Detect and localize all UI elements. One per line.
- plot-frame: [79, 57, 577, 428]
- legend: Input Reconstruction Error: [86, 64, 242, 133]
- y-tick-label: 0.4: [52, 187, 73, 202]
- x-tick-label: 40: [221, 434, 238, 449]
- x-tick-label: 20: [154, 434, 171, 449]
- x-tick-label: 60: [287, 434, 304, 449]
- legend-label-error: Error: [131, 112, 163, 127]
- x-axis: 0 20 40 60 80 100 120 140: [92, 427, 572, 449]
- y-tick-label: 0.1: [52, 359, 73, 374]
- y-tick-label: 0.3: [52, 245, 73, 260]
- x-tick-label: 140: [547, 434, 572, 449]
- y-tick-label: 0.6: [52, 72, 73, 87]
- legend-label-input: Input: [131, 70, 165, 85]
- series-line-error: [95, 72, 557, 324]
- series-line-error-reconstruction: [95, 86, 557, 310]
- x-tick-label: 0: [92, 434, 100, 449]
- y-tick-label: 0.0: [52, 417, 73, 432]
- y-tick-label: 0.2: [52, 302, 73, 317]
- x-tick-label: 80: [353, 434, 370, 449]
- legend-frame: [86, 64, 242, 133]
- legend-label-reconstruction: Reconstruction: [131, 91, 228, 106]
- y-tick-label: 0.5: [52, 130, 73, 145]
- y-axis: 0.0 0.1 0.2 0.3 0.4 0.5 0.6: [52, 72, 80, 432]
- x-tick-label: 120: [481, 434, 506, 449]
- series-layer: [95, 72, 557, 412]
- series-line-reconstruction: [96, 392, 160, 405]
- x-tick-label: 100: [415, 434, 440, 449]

→ **Description of the task**
Find every line in the material above that contains the string "frame", and copy each one. Case counts.

→ **Answer to this exercise**
- plot-frame: [79, 57, 577, 428]
- legend-frame: [86, 64, 242, 133]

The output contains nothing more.